### [What you need to do]
Select every line containing the word "OBSTACLE" from the material, and copy those lines.

### [Collection entries]
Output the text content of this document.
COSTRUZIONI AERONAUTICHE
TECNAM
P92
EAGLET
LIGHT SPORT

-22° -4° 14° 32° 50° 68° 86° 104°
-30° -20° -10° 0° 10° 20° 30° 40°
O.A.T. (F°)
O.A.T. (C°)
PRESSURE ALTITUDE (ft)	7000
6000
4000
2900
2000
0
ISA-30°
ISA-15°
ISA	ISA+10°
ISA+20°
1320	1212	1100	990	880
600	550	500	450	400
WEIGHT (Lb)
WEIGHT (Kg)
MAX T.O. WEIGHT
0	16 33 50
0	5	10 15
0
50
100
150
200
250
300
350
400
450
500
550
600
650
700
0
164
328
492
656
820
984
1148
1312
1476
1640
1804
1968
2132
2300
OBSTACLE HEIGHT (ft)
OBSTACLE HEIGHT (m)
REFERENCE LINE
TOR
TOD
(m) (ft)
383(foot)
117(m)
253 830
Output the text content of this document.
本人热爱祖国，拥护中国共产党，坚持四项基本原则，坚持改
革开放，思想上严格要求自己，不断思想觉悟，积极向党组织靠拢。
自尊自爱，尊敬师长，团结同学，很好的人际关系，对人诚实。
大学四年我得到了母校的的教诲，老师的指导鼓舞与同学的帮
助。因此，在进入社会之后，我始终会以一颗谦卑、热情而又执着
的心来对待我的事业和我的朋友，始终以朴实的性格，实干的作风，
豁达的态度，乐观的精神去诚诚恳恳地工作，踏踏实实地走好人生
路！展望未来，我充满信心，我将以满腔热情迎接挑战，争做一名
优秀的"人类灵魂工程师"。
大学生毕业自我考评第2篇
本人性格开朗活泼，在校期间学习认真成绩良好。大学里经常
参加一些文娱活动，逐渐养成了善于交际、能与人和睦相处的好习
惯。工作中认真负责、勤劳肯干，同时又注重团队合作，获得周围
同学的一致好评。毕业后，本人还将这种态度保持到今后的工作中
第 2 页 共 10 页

### [Solution to this task]
OBSTACLE HEIGHT (ft)
OBSTACLE HEIGHT (m)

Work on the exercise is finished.